Material to process:
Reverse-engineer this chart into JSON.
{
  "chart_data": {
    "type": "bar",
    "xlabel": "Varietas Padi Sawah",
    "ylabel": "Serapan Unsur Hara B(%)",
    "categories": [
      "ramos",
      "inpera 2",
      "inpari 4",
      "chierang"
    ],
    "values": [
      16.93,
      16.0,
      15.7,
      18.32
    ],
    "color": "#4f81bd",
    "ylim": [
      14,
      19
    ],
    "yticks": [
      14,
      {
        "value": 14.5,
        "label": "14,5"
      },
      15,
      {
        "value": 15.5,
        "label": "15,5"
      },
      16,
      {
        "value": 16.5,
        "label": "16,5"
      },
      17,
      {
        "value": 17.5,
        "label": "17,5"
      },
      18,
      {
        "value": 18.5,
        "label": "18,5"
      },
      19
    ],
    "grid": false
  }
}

Short task: Extract every line above exactly as it stands.

Reply to the exercise:
Reverse-engineer this chart into JSON.
{
  "chart_data": {
    "type": "bar",
    "xlabel": "Varietas Padi Sawah",
    "ylabel": "Serapan Unsur Hara B(%)",
    "categories": [
      "ramos",
      "inpera 2",
      "inpari 4",
      "chierang"
    ],
    "values": [
      16.93,
      16.0,
      15.7,
      18.32
    ],
    "color": "#4f81bd",
    "ylim": [
      14,
      19
    ],
    "yticks": [
      14,
      {
        "value": 14.5,
        "label": "14,5"
      },
      15,
      {
        "value": 15.5,
        "label": "15,5"
      },
      16,
      {
        "value": 16.5,
        "label": "16,5"
      },
      17,
      {
        "value": 17.5,
        "label": "17,5"
      },
      18,
      {
        "value": 18.5,
        "label": "18,5"
      },
      19
    ],
    "grid": false
  }
}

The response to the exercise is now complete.